Repeat the records below exactly, leaving out every picture.

Start SUPPLIED MATERIAL

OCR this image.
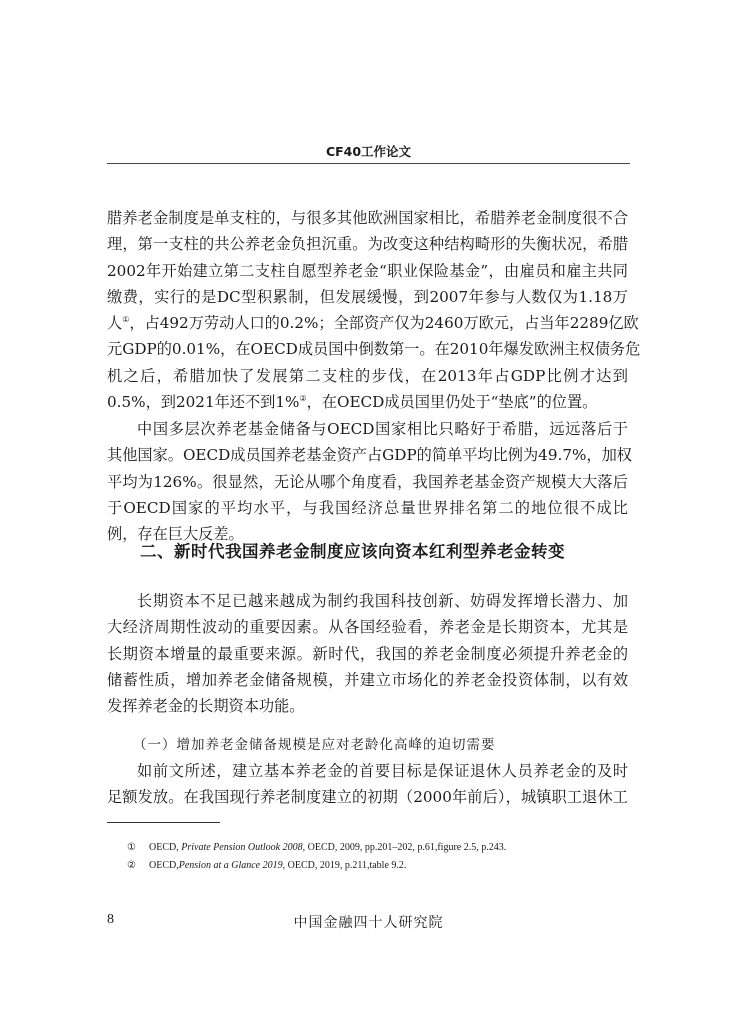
CF40工作论文
腊养老金制度是单支柱的，与很多其他欧洲国家相比，希腊养老金制度很不合
理，第一支柱的共公养老金负担沉重。为改变这种结构畸形的失衡状况，希腊
2002年开始建立第二支柱自愿型养老金“职业保险基金”，由雇员和雇主共同
缴费，实行的是DC型积累制，但发展缓慢，到2007年参与人数仅为1.18万
人①，占492万劳动人口的0.2%；全部资产仅为2460万欧元，占当年2289亿欧
元GDP的0.01%，在OECD成员国中倒数第一。在2010年爆发欧洲主权债务危
机之后，希腊加快了发展第二支柱的步伐，在2013年占GDP比例才达到
0.5%，到2021年还不到1%②，在OECD成员国里仍处于“垫底”的位置。
中国多层次养老基金储备与OECD国家相比只略好于希腊，远远落后于
其他国家。OECD成员国养老基金资产占GDP的简单平均比例为49.7%，加权
平均为126%。很显然，无论从哪个角度看，我国养老基金资产规模大大落后
于OECD国家的平均水平，与我国经济总量世界排名第二的地位很不成比
例，存在巨大反差。
二、新时代我国养老金制度应该向资本红利型养老金转变
长期资本不足已越来越成为制约我国科技创新、妨碍发挥增长潜力、加
大经济周期性波动的重要因素。从各国经验看，养老金是长期资本，尤其是
长期资本增量的最重要来源。新时代，我国的养老金制度必须提升养老金的
储蓄性质，增加养老金储备规模，并建立市场化的养老金投资体制，以有效
发挥养老金的长期资本功能。
（一）增加养老金储备规模是应对老龄化高峰的迫切需要
如前文所述，建立基本养老金的首要目标是保证退休人员养老金的及时
足额发放。在我国现行养老制度建立的初期（2000年前后），城镇职工退休工
① OECD, Private Pension Outlook 2008, OECD, 2009, pp.201–202, p.61,figure 2.5, p.243.
② OECD,Pension at a Glance 2019, OECD, 2019, p.211,table 9.2.
8	中国金融四十人研究院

End SUPPLIED MATERIAL

> _CORRECT ANSWER_
OCR this image.
CF40工作论文
腊养老金制度是单支柱的，与很多其他欧洲国家相比，希腊养老金制度很不合
理，第一支柱的共公养老金负担沉重。为改变这种结构畸形的失衡状况，希腊
2002年开始建立第二支柱自愿型养老金“职业保险基金”，由雇员和雇主共同
缴费，实行的是DC型积累制，但发展缓慢，到2007年参与人数仅为1.18万
人①，占492万劳动人口的0.2%；全部资产仅为2460万欧元，占当年2289亿欧
元GDP的0.01%，在OECD成员国中倒数第一。在2010年爆发欧洲主权债务危
机之后，希腊加快了发展第二支柱的步伐，在2013年占GDP比例才达到
0.5%，到2021年还不到1%②，在OECD成员国里仍处于“垫底”的位置。
中国多层次养老基金储备与OECD国家相比只略好于希腊，远远落后于
其他国家。OECD成员国养老基金资产占GDP的简单平均比例为49.7%，加权
平均为126%。很显然，无论从哪个角度看，我国养老基金资产规模大大落后
于OECD国家的平均水平，与我国经济总量世界排名第二的地位很不成比
例，存在巨大反差。
二、新时代我国养老金制度应该向资本红利型养老金转变
长期资本不足已越来越成为制约我国科技创新、妨碍发挥增长潜力、加
大经济周期性波动的重要因素。从各国经验看，养老金是长期资本，尤其是
长期资本增量的最重要来源。新时代，我国的养老金制度必须提升养老金的
储蓄性质，增加养老金储备规模，并建立市场化的养老金投资体制，以有效
发挥养老金的长期资本功能。
（一）增加养老金储备规模是应对老龄化高峰的迫切需要
如前文所述，建立基本养老金的首要目标是保证退休人员养老金的及时
足额发放。在我国现行养老制度建立的初期（2000年前后），城镇职工退休工
① OECD, Private Pension Outlook 2008, OECD, 2009, pp.201–202, p.61,figure 2.5, p.243.
② OECD,Pension at a Glance 2019, OECD, 2019, p.211,table 9.2.
8	中国金融四十人研究院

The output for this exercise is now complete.